__EXERCISE GOAL__
Work out how many lines of the listing hold "Verifiche", then state only that count.

######

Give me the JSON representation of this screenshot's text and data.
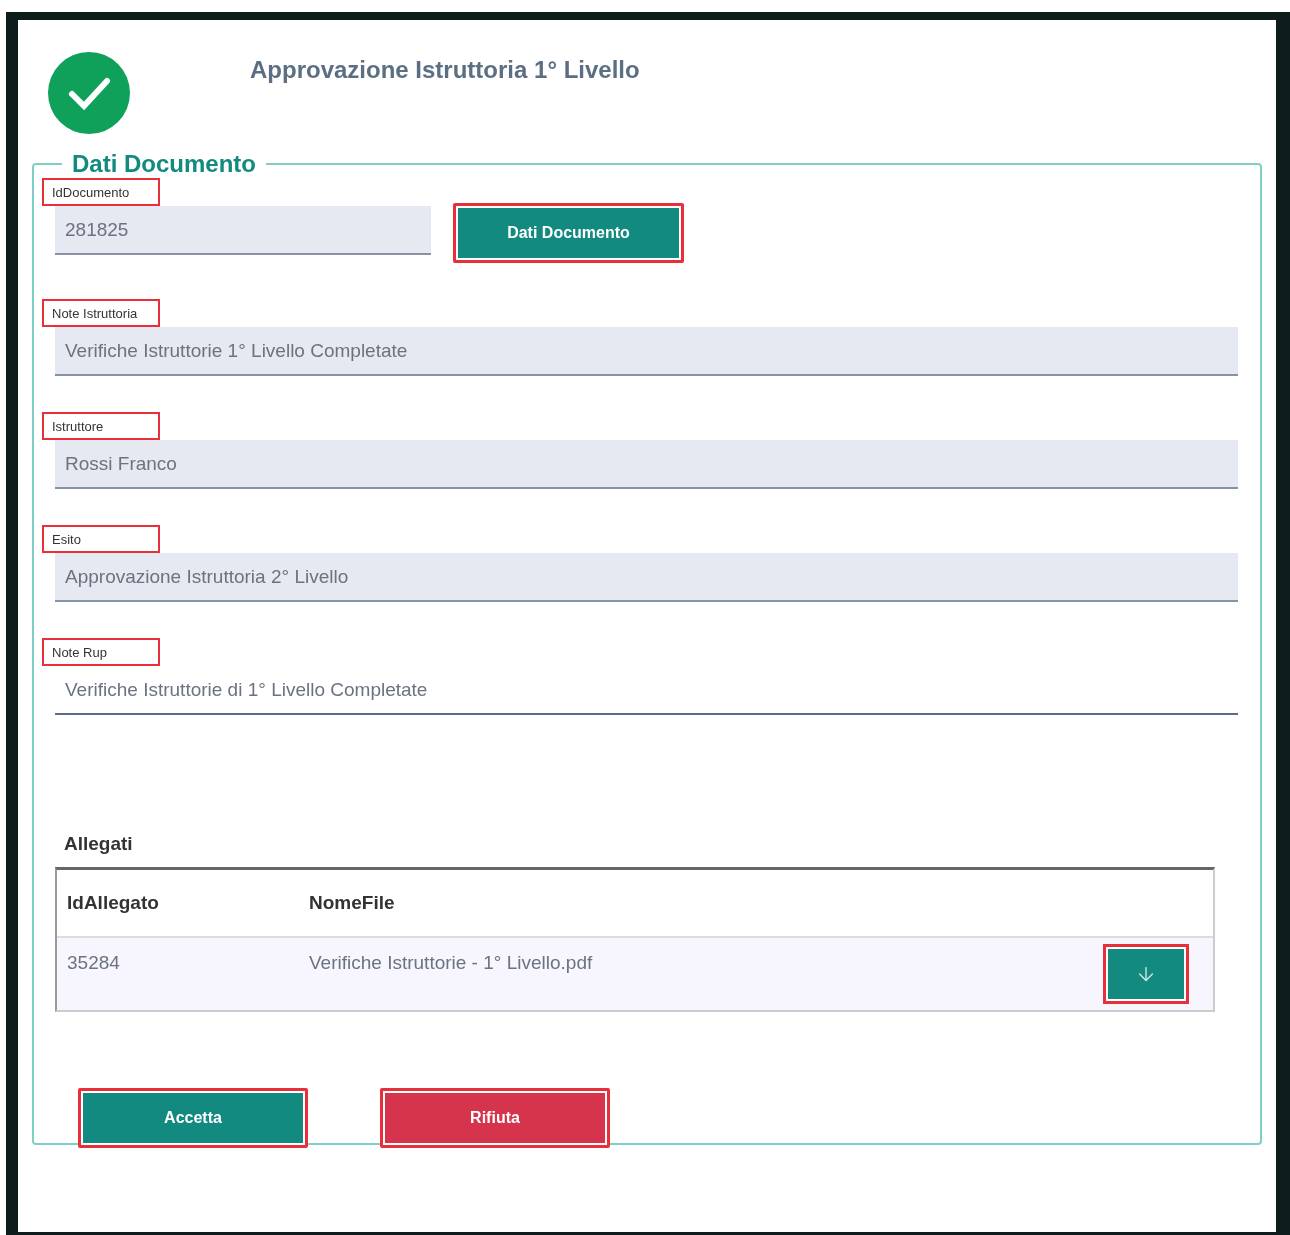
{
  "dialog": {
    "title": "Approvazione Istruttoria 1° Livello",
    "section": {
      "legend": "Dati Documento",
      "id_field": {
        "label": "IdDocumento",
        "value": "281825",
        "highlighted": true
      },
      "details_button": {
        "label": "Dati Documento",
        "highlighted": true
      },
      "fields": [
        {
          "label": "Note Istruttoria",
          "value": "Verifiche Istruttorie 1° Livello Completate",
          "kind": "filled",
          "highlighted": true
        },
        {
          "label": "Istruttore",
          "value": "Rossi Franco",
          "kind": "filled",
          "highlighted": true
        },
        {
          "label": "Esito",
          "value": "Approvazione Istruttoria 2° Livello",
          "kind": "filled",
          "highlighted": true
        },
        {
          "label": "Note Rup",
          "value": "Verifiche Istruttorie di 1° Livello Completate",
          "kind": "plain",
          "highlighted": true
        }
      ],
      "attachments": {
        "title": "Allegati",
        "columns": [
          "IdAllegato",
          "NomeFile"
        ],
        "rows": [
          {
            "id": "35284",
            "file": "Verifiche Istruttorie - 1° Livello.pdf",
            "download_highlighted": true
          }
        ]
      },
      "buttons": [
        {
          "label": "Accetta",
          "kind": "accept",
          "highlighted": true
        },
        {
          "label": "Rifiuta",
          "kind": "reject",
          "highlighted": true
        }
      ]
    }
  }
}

######

__WRITTEN SOLUTION__
3